→ Task instructions: Pictures do not belong in the copy; quote every entry below exactly.

→ Entries supplied:
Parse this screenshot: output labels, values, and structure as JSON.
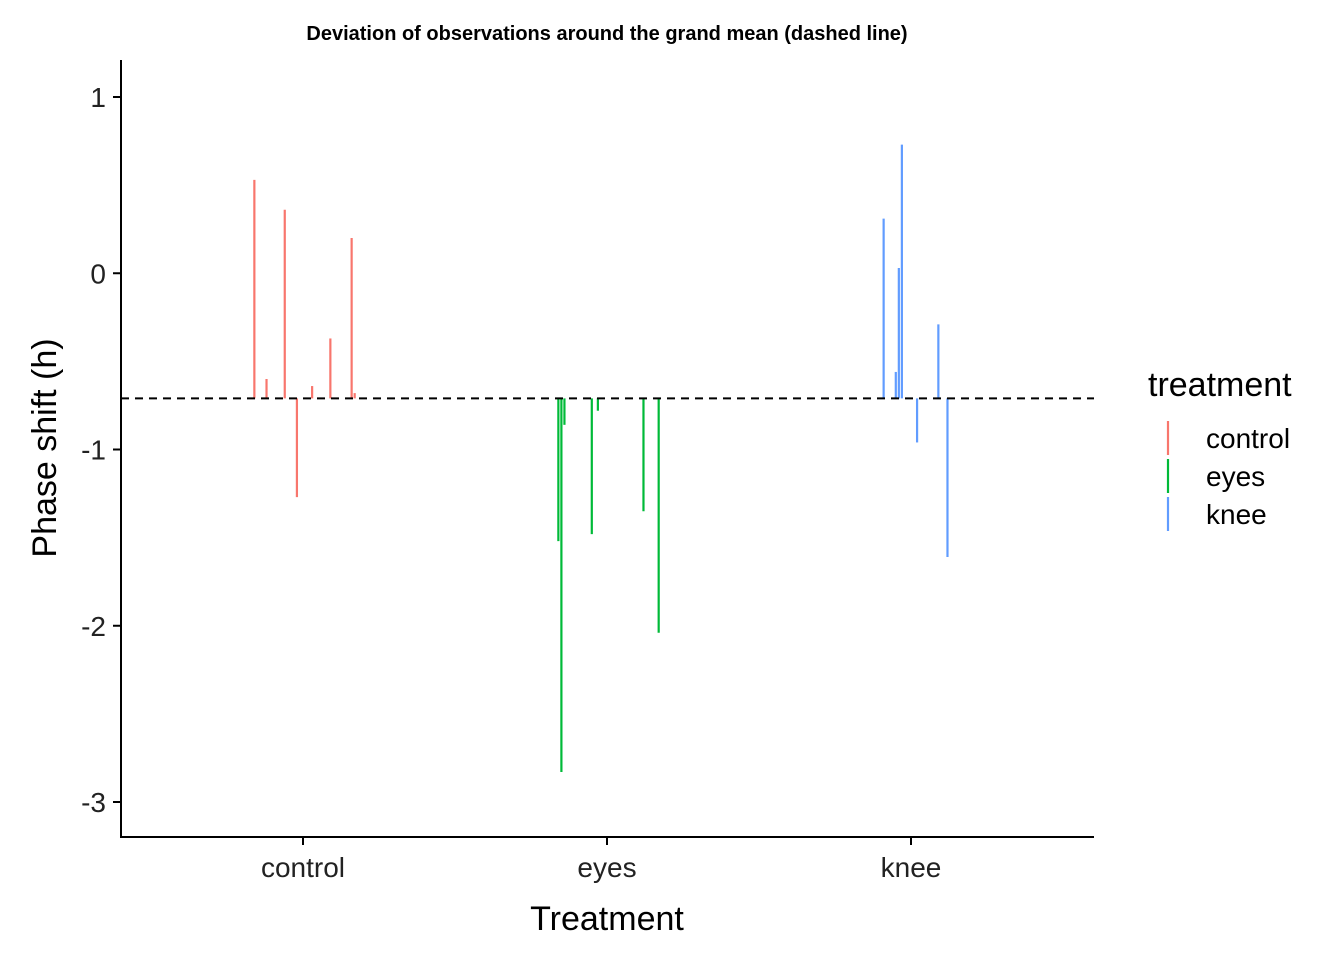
{
  "chart_data": {
    "type": "segment",
    "title": "Deviation of observations around the grand mean (dashed line)",
    "xlabel": "Treatment",
    "ylabel": "Phase shift (h)",
    "ylim": [
      -3.2,
      1.2
    ],
    "yticks": [
      1,
      0,
      -1,
      -2,
      -3
    ],
    "ytick_labels": [
      "1",
      "0",
      "-1",
      "-2",
      "-3"
    ],
    "categories": [
      "control",
      "eyes",
      "knee"
    ],
    "grand_mean": -0.71,
    "legend": {
      "title": "treatment",
      "position": "right",
      "entries": [
        "control",
        "eyes",
        "knee"
      ]
    },
    "colors": {
      "control": "#F8766D",
      "eyes": "#00BA38",
      "knee": "#619CFF",
      "axis": "#000000",
      "dashed": "#000000"
    },
    "series": [
      {
        "name": "control",
        "x": [
          -0.16,
          -0.12,
          -0.06,
          -0.02,
          0.03,
          0.09,
          0.16,
          0.17
        ],
        "y": [
          0.53,
          -0.6,
          0.36,
          -1.27,
          -0.64,
          -0.37,
          0.2,
          -0.68
        ]
      },
      {
        "name": "eyes",
        "x": [
          -0.16,
          -0.15,
          -0.14,
          -0.05,
          -0.03,
          0.12,
          0.17
        ],
        "y": [
          -1.52,
          -2.83,
          -0.86,
          -1.48,
          -0.78,
          -1.35,
          -2.04
        ]
      },
      {
        "name": "knee",
        "x": [
          -0.09,
          -0.05,
          -0.04,
          -0.03,
          0.02,
          0.09,
          0.12
        ],
        "y": [
          0.31,
          -0.56,
          0.03,
          0.73,
          -0.96,
          -0.29,
          -1.61
        ]
      }
    ]
  }
}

→ Correct result:
Parse this screenshot: output labels, values, and structure as JSON.
{
  "chart_data": {
    "type": "segment",
    "title": "Deviation of observations around the grand mean (dashed line)",
    "xlabel": "Treatment",
    "ylabel": "Phase shift (h)",
    "ylim": [
      -3.2,
      1.2
    ],
    "yticks": [
      1,
      0,
      -1,
      -2,
      -3
    ],
    "ytick_labels": [
      "1",
      "0",
      "-1",
      "-2",
      "-3"
    ],
    "categories": [
      "control",
      "eyes",
      "knee"
    ],
    "grand_mean": -0.71,
    "legend": {
      "title": "treatment",
      "position": "right",
      "entries": [
        "control",
        "eyes",
        "knee"
      ]
    },
    "colors": {
      "control": "#F8766D",
      "eyes": "#00BA38",
      "knee": "#619CFF",
      "axis": "#000000",
      "dashed": "#000000"
    },
    "series": [
      {
        "name": "control",
        "x": [
          -0.16,
          -0.12,
          -0.06,
          -0.02,
          0.03,
          0.09,
          0.16,
          0.17
        ],
        "y": [
          0.53,
          -0.6,
          0.36,
          -1.27,
          -0.64,
          -0.37,
          0.2,
          -0.68
        ]
      },
      {
        "name": "eyes",
        "x": [
          -0.16,
          -0.15,
          -0.14,
          -0.05,
          -0.03,
          0.12,
          0.17
        ],
        "y": [
          -1.52,
          -2.83,
          -0.86,
          -1.48,
          -0.78,
          -1.35,
          -2.04
        ]
      },
      {
        "name": "knee",
        "x": [
          -0.09,
          -0.05,
          -0.04,
          -0.03,
          0.02,
          0.09,
          0.12
        ],
        "y": [
          0.31,
          -0.56,
          0.03,
          0.73,
          -0.96,
          -0.29,
          -1.61
        ]
      }
    ]
  }
}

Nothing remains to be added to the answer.